To be done: Can the data below be echoed back word for word?

Dataset records:

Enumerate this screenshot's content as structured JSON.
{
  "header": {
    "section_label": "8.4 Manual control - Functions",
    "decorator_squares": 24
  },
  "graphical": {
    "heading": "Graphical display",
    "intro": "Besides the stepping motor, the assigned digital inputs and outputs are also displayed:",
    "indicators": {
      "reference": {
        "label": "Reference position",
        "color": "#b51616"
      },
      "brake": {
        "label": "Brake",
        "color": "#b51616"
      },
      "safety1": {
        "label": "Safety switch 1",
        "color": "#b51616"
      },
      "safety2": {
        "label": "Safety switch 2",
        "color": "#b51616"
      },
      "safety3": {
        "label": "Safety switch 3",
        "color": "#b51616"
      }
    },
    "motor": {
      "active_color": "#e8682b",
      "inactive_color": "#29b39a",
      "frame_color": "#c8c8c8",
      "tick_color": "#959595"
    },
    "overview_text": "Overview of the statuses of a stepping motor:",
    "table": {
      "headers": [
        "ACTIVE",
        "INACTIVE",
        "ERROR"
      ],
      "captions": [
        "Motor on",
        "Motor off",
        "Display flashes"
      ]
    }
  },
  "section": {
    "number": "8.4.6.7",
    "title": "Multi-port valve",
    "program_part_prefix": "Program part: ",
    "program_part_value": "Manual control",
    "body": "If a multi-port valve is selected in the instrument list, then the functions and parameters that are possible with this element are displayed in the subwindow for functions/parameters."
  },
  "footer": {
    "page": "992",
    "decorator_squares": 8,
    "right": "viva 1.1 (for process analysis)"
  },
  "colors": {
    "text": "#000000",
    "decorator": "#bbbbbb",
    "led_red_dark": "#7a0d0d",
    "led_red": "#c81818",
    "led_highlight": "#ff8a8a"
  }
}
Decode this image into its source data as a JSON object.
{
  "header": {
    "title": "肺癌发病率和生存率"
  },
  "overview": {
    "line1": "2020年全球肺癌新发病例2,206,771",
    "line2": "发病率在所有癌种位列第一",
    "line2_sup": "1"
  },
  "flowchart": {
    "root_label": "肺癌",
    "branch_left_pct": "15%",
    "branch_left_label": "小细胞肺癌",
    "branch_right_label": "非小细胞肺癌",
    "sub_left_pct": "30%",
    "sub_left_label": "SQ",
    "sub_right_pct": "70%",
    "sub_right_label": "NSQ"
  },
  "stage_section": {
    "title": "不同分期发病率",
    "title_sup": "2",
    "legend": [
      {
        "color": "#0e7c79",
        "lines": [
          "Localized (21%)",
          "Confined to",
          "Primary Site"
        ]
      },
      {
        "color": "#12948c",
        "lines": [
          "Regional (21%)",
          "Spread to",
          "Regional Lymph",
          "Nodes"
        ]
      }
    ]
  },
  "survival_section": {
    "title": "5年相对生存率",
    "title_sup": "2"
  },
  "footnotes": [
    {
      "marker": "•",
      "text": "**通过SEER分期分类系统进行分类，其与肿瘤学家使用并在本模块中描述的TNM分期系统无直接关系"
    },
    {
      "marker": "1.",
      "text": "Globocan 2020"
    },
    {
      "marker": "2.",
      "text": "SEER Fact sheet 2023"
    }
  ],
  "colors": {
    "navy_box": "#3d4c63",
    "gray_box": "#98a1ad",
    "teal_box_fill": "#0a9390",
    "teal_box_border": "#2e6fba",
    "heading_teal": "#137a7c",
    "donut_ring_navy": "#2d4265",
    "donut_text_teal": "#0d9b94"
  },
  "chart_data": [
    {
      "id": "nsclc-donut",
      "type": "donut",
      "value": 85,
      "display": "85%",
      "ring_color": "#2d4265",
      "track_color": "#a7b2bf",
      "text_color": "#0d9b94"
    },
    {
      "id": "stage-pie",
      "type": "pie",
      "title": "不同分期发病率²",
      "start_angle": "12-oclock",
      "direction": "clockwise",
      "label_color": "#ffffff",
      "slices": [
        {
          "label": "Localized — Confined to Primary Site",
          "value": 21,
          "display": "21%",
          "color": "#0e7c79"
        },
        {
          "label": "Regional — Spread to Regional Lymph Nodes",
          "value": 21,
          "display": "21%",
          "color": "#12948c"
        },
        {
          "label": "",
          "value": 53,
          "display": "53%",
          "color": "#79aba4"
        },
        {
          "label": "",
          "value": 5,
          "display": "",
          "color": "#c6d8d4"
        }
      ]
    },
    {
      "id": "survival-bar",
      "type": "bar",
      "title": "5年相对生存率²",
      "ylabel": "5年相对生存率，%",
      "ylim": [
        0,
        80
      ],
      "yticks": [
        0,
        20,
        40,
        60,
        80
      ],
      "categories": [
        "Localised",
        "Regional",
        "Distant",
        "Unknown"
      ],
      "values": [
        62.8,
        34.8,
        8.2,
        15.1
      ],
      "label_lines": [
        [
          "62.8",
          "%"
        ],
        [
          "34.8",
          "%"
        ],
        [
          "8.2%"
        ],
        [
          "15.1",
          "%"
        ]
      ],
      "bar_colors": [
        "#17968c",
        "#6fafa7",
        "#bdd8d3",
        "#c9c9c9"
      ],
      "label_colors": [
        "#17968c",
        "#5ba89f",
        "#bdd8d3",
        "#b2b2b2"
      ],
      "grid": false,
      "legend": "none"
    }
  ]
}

Answer below:
Enumerate this screenshot's content as structured JSON.
{
  "header": {
    "section_label": "8.4 Manual control - Functions",
    "decorator_squares": 24
  },
  "graphical": {
    "heading": "Graphical display",
    "intro": "Besides the stepping motor, the assigned digital inputs and outputs are also displayed:",
    "indicators": {
      "reference": {
        "label": "Reference position",
        "color": "#b51616"
      },
      "brake": {
        "label": "Brake",
        "color": "#b51616"
      },
      "safety1": {
        "label": "Safety switch 1",
        "color": "#b51616"
      },
      "safety2": {
        "label": "Safety switch 2",
        "color": "#b51616"
      },
      "safety3": {
        "label": "Safety switch 3",
        "color": "#b51616"
      }
    },
    "motor": {
      "active_color": "#e8682b",
      "inactive_color": "#29b39a",
      "frame_color": "#c8c8c8",
      "tick_color": "#959595"
    },
    "overview_text": "Overview of the statuses of a stepping motor:",
    "table": {
      "headers": [
        "ACTIVE",
        "INACTIVE",
        "ERROR"
      ],
      "captions": [
        "Motor on",
        "Motor off",
        "Display flashes"
      ]
    }
  },
  "section": {
    "number": "8.4.6.7",
    "title": "Multi-port valve",
    "program_part_prefix": "Program part: ",
    "program_part_value": "Manual control",
    "body": "If a multi-port valve is selected in the instrument list, then the functions and parameters that are possible with this element are displayed in the subwindow for functions/parameters."
  },
  "footer": {
    "page": "992",
    "decorator_squares": 8,
    "right": "viva 1.1 (for process analysis)"
  },
  "colors": {
    "text": "#000000",
    "decorator": "#bbbbbb",
    "led_red_dark": "#7a0d0d",
    "led_red": "#c81818",
    "led_highlight": "#ff8a8a"
  }
}
Decode this image into its source data as a JSON object.
{
  "header": {
    "title": "肺癌发病率和生存率"
  },
  "overview": {
    "line1": "2020年全球肺癌新发病例2,206,771",
    "line2": "发病率在所有癌种位列第一",
    "line2_sup": "1"
  },
  "flowchart": {
    "root_label": "肺癌",
    "branch_left_pct": "15%",
    "branch_left_label": "小细胞肺癌",
    "branch_right_label": "非小细胞肺癌",
    "sub_left_pct": "30%",
    "sub_left_label": "SQ",
    "sub_right_pct": "70%",
    "sub_right_label": "NSQ"
  },
  "stage_section": {
    "title": "不同分期发病率",
    "title_sup": "2",
    "legend": [
      {
        "color": "#0e7c79",
        "lines": [
          "Localized (21%)",
          "Confined to",
          "Primary Site"
        ]
      },
      {
        "color": "#12948c",
        "lines": [
          "Regional (21%)",
          "Spread to",
          "Regional Lymph",
          "Nodes"
        ]
      }
    ]
  },
  "survival_section": {
    "title": "5年相对生存率",
    "title_sup": "2"
  },
  "footnotes": [
    {
      "marker": "•",
      "text": "**通过SEER分期分类系统进行分类，其与肿瘤学家使用并在本模块中描述的TNM分期系统无直接关系"
    },
    {
      "marker": "1.",
      "text": "Globocan 2020"
    },
    {
      "marker": "2.",
      "text": "SEER Fact sheet 2023"
    }
  ],
  "colors": {
    "navy_box": "#3d4c63",
    "gray_box": "#98a1ad",
    "teal_box_fill": "#0a9390",
    "teal_box_border": "#2e6fba",
    "heading_teal": "#137a7c",
    "donut_ring_navy": "#2d4265",
    "donut_text_teal": "#0d9b94"
  },
  "chart_data": [
    {
      "id": "nsclc-donut",
      "type": "donut",
      "value": 85,
      "display": "85%",
      "ring_color": "#2d4265",
      "track_color": "#a7b2bf",
      "text_color": "#0d9b94"
    },
    {
      "id": "stage-pie",
      "type": "pie",
      "title": "不同分期发病率²",
      "start_angle": "12-oclock",
      "direction": "clockwise",
      "label_color": "#ffffff",
      "slices": [
        {
          "label": "Localized — Confined to Primary Site",
          "value": 21,
          "display": "21%",
          "color": "#0e7c79"
        },
        {
          "label": "Regional — Spread to Regional Lymph Nodes",
          "value": 21,
          "display": "21%",
          "color": "#12948c"
        },
        {
          "label": "",
          "value": 53,
          "display": "53%",
          "color": "#79aba4"
        },
        {
          "label": "",
          "value": 5,
          "display": "",
          "color": "#c6d8d4"
        }
      ]
    },
    {
      "id": "survival-bar",
      "type": "bar",
      "title": "5年相对生存率²",
      "ylabel": "5年相对生存率，%",
      "ylim": [
        0,
        80
      ],
      "yticks": [
        0,
        20,
        40,
        60,
        80
      ],
      "categories": [
        "Localised",
        "Regional",
        "Distant",
        "Unknown"
      ],
      "values": [
        62.8,
        34.8,
        8.2,
        15.1
      ],
      "label_lines": [
        [
          "62.8",
          "%"
        ],
        [
          "34.8",
          "%"
        ],
        [
          "8.2%"
        ],
        [
          "15.1",
          "%"
        ]
      ],
      "bar_colors": [
        "#17968c",
        "#6fafa7",
        "#bdd8d3",
        "#c9c9c9"
      ],
      "label_colors": [
        "#17968c",
        "#5ba89f",
        "#bdd8d3",
        "#b2b2b2"
      ],
      "grid": false,
      "legend": "none"
    }
  ]
}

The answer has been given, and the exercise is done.